#### [YOUR GOAL]
The records below must be transcribed exactly. Do not include the pictures.

#### [RECORDED DATA]
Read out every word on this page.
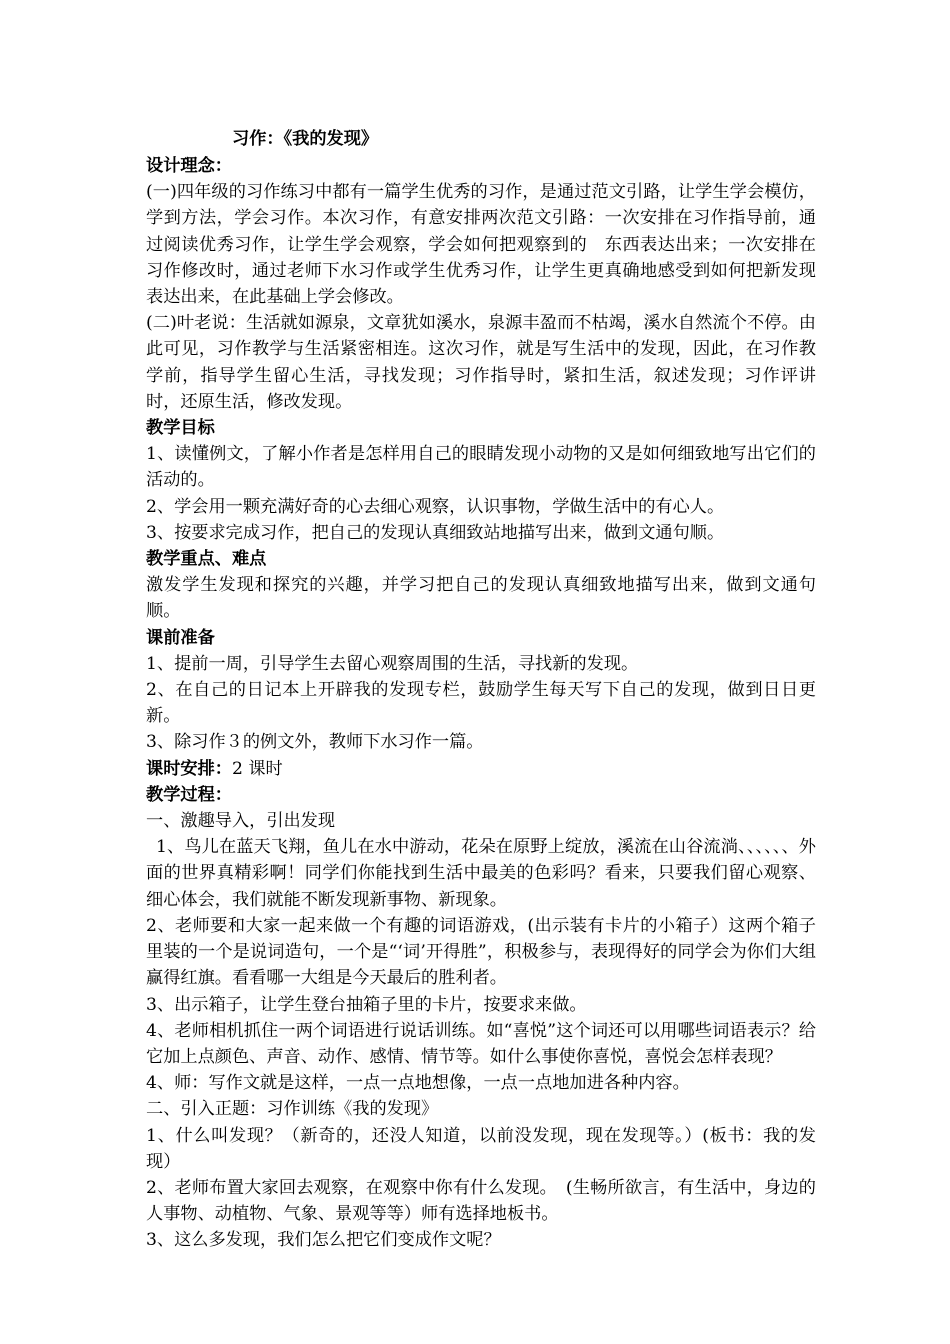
习作：《我的发现》

设计理念：

(一)四年级的习作练习中都有一篇学生优秀的习作，是通过范文引路，让学生学会模仿，学到方法，学会习作。本次习作，有意安排两次范文引路：一次安排在习作指导前，通过阅读优秀习作，让学生学会观察，学会如何把观察到的　东西表达出来；一次安排在习作修改时，通过老师下水习作或学生优秀习作，让学生更真确地感受到如何把新发现表达出来，在此基础上学会修改。

(二)叶老说：生活就如源泉，文章犹如溪水，泉源丰盈而不枯竭，溪水自然流个不停。由此可见，习作教学与生活紧密相连。这次习作，就是写生活中的发现，因此，在习作教学前，指导学生留心生活，寻找发现；习作指导时，紧扣生活，叙述发现；习作评讲时，还原生活，修改发现。

教学目标

1、读懂例文，了解小作者是怎样用自己的眼睛发现小动物的又是如何细致地写出它们的活动的。

2、学会用一颗充满好奇的心去细心观察，认识事物，学做生活中的有心人。

3、按要求完成习作，把自己的发现认真细致站地描写出来，做到文通句顺。

教学重点、难点

激发学生发现和探究的兴趣，并学习把自己的发现认真细致地描写出来，做到文通句顺。

课前准备

1、提前一周，引导学生去留心观察周围的生活，寻找新的发现。

2、在自己的日记本上开辟我的发现专栏，鼓励学生每天写下自己的发现，做到日日更新。

3、除习作３的例文外，教师下水习作一篇。

课时安排：2 课时

教学过程：

一、激趣导入，引出发现

1、鸟儿在蓝天飞翔，鱼儿在水中游动，花朵在原野上绽放，溪流在山谷流淌、、、、、、外面的世界真精彩啊！同学们你能找到生活中最美的色彩吗？看来，只要我们留心观察、细心体会，我们就能不断发现新事物、新现象。

2、老师要和大家一起来做一个有趣的词语游戏，(出示装有卡片的小箱子）这两个箱子里装的一个是说词造句，一个是“‘词’开得胜”，积极参与，表现得好的同学会为你们大组赢得红旗。看看哪一大组是今天最后的胜利者。

3、出示箱子，让学生登台抽箱子里的卡片，按要求来做。

4、老师相机抓住一两个词语进行说话训练。如“喜悦”这个词还可以用哪些词语表示？给它加上点颜色、声音、动作、感情、情节等。如什么事使你喜悦，喜悦会怎样表现？

4、师：写作文就是这样，一点一点地想像，一点一点地加进各种内容。

二、引入正题：习作训练《我的发现》

1、什么叫发现？（新奇的，还没人知道，以前没发现，现在发现等。）(板书：我的发现）

2、老师布置大家回去观察，在观察中你有什么发现。　(生畅所欲言，有生活中，身边的人事物、动植物、气象、景观等等）师有选择地板书。

3、这么多发现，我们怎么把它们变成作文呢？
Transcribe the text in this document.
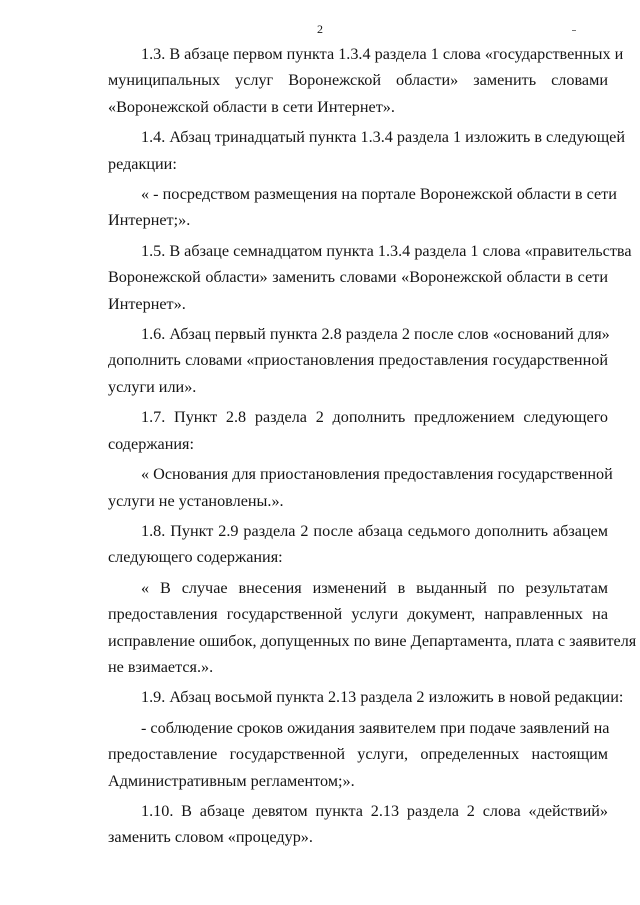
2

1.3. В абзаце первом пункта 1.3.4 раздела 1 слова «государственных и
муниципальных услуг Воронежской области» заменить словами
«Воронежской области в сети Интернет».

1.4. Абзац тринадцатый пункта 1.3.4 раздела 1 изложить в следующей
редакции:

« - посредством размещения на портале Воронежской области в сети
Интернет;».

1.5. В абзаце семнадцатом пункта 1.3.4 раздела 1 слова «правительства
Воронежской области» заменить словами «Воронежской области в сети
Интернет».

1.6. Абзац первый пункта 2.8 раздела 2 после слов «оснований для»
дополнить словами «приостановления предоставления государственной
услуги или».

1.7. Пункт 2.8 раздела 2 дополнить предложением следующего
содержания:

« Основания для приостановления предоставления государственной
услуги не установлены.».

1.8. Пункт 2.9 раздела 2 после абзаца седьмого дополнить абзацем
следующего содержания:

« В случае внесения изменений в выданный по результатам
предоставления государственной услуги документ, направленных на
исправление ошибок, допущенных по вине Департамента, плата с заявителя
не взимается.».

1.9. Абзац восьмой пункта 2.13 раздела 2 изложить в новой редакции:

- соблюдение сроков ожидания заявителем при подаче заявлений на
предоставление государственной услуги, определенных настоящим
Административным регламентом;».

1.10. В абзаце девятом пункта 2.13 раздела 2 слова «действий»
заменить словом «процедур».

#### [EXERCISE SOLUTION]
Read out every word on this page.
习作：《我的发现》

设计理念：

(一)四年级的习作练习中都有一篇学生优秀的习作，是通过范文引路，让学生学会模仿，学到方法，学会习作。本次习作，有意安排两次范文引路：一次安排在习作指导前，通过阅读优秀习作，让学生学会观察，学会如何把观察到的　东西表达出来；一次安排在习作修改时，通过老师下水习作或学生优秀习作，让学生更真确地感受到如何把新发现表达出来，在此基础上学会修改。

(二)叶老说：生活就如源泉，文章犹如溪水，泉源丰盈而不枯竭，溪水自然流个不停。由此可见，习作教学与生活紧密相连。这次习作，就是写生活中的发现，因此，在习作教学前，指导学生留心生活，寻找发现；习作指导时，紧扣生活，叙述发现；习作评讲时，还原生活，修改发现。

教学目标

1、读懂例文，了解小作者是怎样用自己的眼睛发现小动物的又是如何细致地写出它们的活动的。

2、学会用一颗充满好奇的心去细心观察，认识事物，学做生活中的有心人。

3、按要求完成习作，把自己的发现认真细致站地描写出来，做到文通句顺。

教学重点、难点

激发学生发现和探究的兴趣，并学习把自己的发现认真细致地描写出来，做到文通句顺。

课前准备

1、提前一周，引导学生去留心观察周围的生活，寻找新的发现。

2、在自己的日记本上开辟我的发现专栏，鼓励学生每天写下自己的发现，做到日日更新。

3、除习作３的例文外，教师下水习作一篇。

课时安排：2 课时

教学过程：

一、激趣导入，引出发现

1、鸟儿在蓝天飞翔，鱼儿在水中游动，花朵在原野上绽放，溪流在山谷流淌、、、、、、外面的世界真精彩啊！同学们你能找到生活中最美的色彩吗？看来，只要我们留心观察、细心体会，我们就能不断发现新事物、新现象。

2、老师要和大家一起来做一个有趣的词语游戏，(出示装有卡片的小箱子）这两个箱子里装的一个是说词造句，一个是“‘词’开得胜”，积极参与，表现得好的同学会为你们大组赢得红旗。看看哪一大组是今天最后的胜利者。

3、出示箱子，让学生登台抽箱子里的卡片，按要求来做。

4、老师相机抓住一两个词语进行说话训练。如“喜悦”这个词还可以用哪些词语表示？给它加上点颜色、声音、动作、感情、情节等。如什么事使你喜悦，喜悦会怎样表现？

4、师：写作文就是这样，一点一点地想像，一点一点地加进各种内容。

二、引入正题：习作训练《我的发现》

1、什么叫发现？（新奇的，还没人知道，以前没发现，现在发现等。）(板书：我的发现）

2、老师布置大家回去观察，在观察中你有什么发现。　(生畅所欲言，有生活中，身边的人事物、动植物、气象、景观等等）师有选择地板书。

3、这么多发现，我们怎么把它们变成作文呢？
Transcribe the text in this document.
2

1.3. В абзаце первом пункта 1.3.4 раздела 1 слова «государственных и
муниципальных услуг Воронежской области» заменить словами
«Воронежской области в сети Интернет».

1.4. Абзац тринадцатый пункта 1.3.4 раздела 1 изложить в следующей
редакции:

« - посредством размещения на портале Воронежской области в сети
Интернет;».

1.5. В абзаце семнадцатом пункта 1.3.4 раздела 1 слова «правительства
Воронежской области» заменить словами «Воронежской области в сети
Интернет».

1.6. Абзац первый пункта 2.8 раздела 2 после слов «оснований для»
дополнить словами «приостановления предоставления государственной
услуги или».

1.7. Пункт 2.8 раздела 2 дополнить предложением следующего
содержания:

« Основания для приостановления предоставления государственной
услуги не установлены.».

1.8. Пункт 2.9 раздела 2 после абзаца седьмого дополнить абзацем
следующего содержания:

« В случае внесения изменений в выданный по результатам
предоставления государственной услуги документ, направленных на
исправление ошибок, допущенных по вине Департамента, плата с заявителя
не взимается.».

1.9. Абзац восьмой пункта 2.13 раздела 2 изложить в новой редакции:

- соблюдение сроков ожидания заявителем при подаче заявлений на
предоставление государственной услуги, определенных настоящим
Административным регламентом;».

1.10. В абзаце девятом пункта 2.13 раздела 2 слова «действий»
заменить словом «процедур».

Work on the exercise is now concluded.